Task data.
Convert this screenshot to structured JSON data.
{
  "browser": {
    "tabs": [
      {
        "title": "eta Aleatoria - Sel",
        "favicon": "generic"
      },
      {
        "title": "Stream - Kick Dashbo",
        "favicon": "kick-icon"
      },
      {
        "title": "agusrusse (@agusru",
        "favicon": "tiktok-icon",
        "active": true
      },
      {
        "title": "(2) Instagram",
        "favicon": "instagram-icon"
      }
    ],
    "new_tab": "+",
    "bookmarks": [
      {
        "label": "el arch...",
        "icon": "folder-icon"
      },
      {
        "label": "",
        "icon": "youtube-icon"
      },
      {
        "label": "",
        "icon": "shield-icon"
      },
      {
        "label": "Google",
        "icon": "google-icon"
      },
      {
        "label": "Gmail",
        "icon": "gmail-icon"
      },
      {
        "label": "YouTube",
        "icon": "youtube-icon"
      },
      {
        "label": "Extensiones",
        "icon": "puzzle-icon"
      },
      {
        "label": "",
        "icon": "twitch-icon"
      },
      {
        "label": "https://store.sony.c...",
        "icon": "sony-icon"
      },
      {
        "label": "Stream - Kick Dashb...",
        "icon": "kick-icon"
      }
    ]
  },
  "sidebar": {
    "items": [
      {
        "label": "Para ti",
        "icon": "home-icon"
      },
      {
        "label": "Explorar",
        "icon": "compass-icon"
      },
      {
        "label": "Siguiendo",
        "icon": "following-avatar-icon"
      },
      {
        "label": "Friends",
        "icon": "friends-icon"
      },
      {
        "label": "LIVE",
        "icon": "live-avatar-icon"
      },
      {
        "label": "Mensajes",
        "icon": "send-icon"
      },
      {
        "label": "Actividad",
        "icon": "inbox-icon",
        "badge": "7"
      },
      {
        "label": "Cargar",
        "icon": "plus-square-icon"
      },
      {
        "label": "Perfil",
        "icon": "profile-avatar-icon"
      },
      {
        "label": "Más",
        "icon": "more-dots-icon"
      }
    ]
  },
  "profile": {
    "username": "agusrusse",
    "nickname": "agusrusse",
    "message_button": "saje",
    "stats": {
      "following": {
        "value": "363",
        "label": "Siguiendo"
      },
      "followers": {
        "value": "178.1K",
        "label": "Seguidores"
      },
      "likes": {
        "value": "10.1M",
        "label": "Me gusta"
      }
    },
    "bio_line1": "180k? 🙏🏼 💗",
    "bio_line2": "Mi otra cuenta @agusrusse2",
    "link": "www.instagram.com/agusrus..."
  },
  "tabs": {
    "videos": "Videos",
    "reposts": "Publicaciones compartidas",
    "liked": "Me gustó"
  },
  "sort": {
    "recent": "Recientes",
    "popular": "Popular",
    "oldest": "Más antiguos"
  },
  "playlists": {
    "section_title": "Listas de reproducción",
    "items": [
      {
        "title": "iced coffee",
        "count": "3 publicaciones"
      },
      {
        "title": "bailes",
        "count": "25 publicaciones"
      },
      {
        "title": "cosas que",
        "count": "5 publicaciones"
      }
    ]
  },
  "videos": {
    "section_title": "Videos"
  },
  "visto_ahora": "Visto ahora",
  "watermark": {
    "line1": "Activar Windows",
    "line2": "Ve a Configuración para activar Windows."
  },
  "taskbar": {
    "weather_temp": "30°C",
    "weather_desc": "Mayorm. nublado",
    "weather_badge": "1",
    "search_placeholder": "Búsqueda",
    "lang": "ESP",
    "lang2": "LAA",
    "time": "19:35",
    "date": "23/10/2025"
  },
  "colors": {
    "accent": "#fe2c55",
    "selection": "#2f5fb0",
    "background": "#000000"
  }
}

Direction. Output the data above exactly, please, line for line.

Response.
Convert this screenshot to structured JSON data.
{
  "browser": {
    "tabs": [
      {
        "title": "eta Aleatoria - Sel",
        "favicon": "generic"
      },
      {
        "title": "Stream - Kick Dashbo",
        "favicon": "kick-icon"
      },
      {
        "title": "agusrusse (@agusru",
        "favicon": "tiktok-icon",
        "active": true
      },
      {
        "title": "(2) Instagram",
        "favicon": "instagram-icon"
      }
    ],
    "new_tab": "+",
    "bookmarks": [
      {
        "label": "el arch...",
        "icon": "folder-icon"
      },
      {
        "label": "",
        "icon": "youtube-icon"
      },
      {
        "label": "",
        "icon": "shield-icon"
      },
      {
        "label": "Google",
        "icon": "google-icon"
      },
      {
        "label": "Gmail",
        "icon": "gmail-icon"
      },
      {
        "label": "YouTube",
        "icon": "youtube-icon"
      },
      {
        "label": "Extensiones",
        "icon": "puzzle-icon"
      },
      {
        "label": "",
        "icon": "twitch-icon"
      },
      {
        "label": "https://store.sony.c...",
        "icon": "sony-icon"
      },
      {
        "label": "Stream - Kick Dashb...",
        "icon": "kick-icon"
      }
    ]
  },
  "sidebar": {
    "items": [
      {
        "label": "Para ti",
        "icon": "home-icon"
      },
      {
        "label": "Explorar",
        "icon": "compass-icon"
      },
      {
        "label": "Siguiendo",
        "icon": "following-avatar-icon"
      },
      {
        "label": "Friends",
        "icon": "friends-icon"
      },
      {
        "label": "LIVE",
        "icon": "live-avatar-icon"
      },
      {
        "label": "Mensajes",
        "icon": "send-icon"
      },
      {
        "label": "Actividad",
        "icon": "inbox-icon",
        "badge": "7"
      },
      {
        "label": "Cargar",
        "icon": "plus-square-icon"
      },
      {
        "label": "Perfil",
        "icon": "profile-avatar-icon"
      },
      {
        "label": "Más",
        "icon": "more-dots-icon"
      }
    ]
  },
  "profile": {
    "username": "agusrusse",
    "nickname": "agusrusse",
    "message_button": "saje",
    "stats": {
      "following": {
        "value": "363",
        "label": "Siguiendo"
      },
      "followers": {
        "value": "178.1K",
        "label": "Seguidores"
      },
      "likes": {
        "value": "10.1M",
        "label": "Me gusta"
      }
    },
    "bio_line1": "180k? 🙏🏼 💗",
    "bio_line2": "Mi otra cuenta @agusrusse2",
    "link": "www.instagram.com/agusrus..."
  },
  "tabs": {
    "videos": "Videos",
    "reposts": "Publicaciones compartidas",
    "liked": "Me gustó"
  },
  "sort": {
    "recent": "Recientes",
    "popular": "Popular",
    "oldest": "Más antiguos"
  },
  "playlists": {
    "section_title": "Listas de reproducción",
    "items": [
      {
        "title": "iced coffee",
        "count": "3 publicaciones"
      },
      {
        "title": "bailes",
        "count": "25 publicaciones"
      },
      {
        "title": "cosas que",
        "count": "5 publicaciones"
      }
    ]
  },
  "videos": {
    "section_title": "Videos"
  },
  "visto_ahora": "Visto ahora",
  "watermark": {
    "line1": "Activar Windows",
    "line2": "Ve a Configuración para activar Windows."
  },
  "taskbar": {
    "weather_temp": "30°C",
    "weather_desc": "Mayorm. nublado",
    "weather_badge": "1",
    "search_placeholder": "Búsqueda",
    "lang": "ESP",
    "lang2": "LAA",
    "time": "19:35",
    "date": "23/10/2025"
  },
  "colors": {
    "accent": "#fe2c55",
    "selection": "#2f5fb0",
    "background": "#000000"
  }
}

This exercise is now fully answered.